— Begin —
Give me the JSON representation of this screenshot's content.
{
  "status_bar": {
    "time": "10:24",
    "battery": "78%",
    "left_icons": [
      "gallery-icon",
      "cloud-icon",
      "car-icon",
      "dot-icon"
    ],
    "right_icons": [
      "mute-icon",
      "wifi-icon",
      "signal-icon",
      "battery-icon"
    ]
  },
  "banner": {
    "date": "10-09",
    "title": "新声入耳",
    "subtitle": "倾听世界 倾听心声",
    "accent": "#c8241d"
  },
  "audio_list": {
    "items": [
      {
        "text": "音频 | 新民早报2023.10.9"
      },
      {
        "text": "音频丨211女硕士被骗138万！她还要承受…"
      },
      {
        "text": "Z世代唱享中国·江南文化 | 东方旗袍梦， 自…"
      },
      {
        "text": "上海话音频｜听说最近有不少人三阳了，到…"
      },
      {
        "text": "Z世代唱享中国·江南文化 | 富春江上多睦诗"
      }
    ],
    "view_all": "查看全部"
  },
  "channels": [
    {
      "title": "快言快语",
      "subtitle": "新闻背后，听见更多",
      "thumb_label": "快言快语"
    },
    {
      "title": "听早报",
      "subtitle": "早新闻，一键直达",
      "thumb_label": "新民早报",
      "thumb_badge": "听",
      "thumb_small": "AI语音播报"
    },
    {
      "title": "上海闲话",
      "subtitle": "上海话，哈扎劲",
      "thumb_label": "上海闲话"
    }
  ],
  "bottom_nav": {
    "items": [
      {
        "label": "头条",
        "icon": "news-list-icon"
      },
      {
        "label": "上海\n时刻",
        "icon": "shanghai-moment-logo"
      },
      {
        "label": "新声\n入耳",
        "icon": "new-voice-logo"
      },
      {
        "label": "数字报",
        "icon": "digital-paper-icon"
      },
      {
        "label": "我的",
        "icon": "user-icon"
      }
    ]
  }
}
— End —
State how many lines include the string "subtitle". Give no other information.

4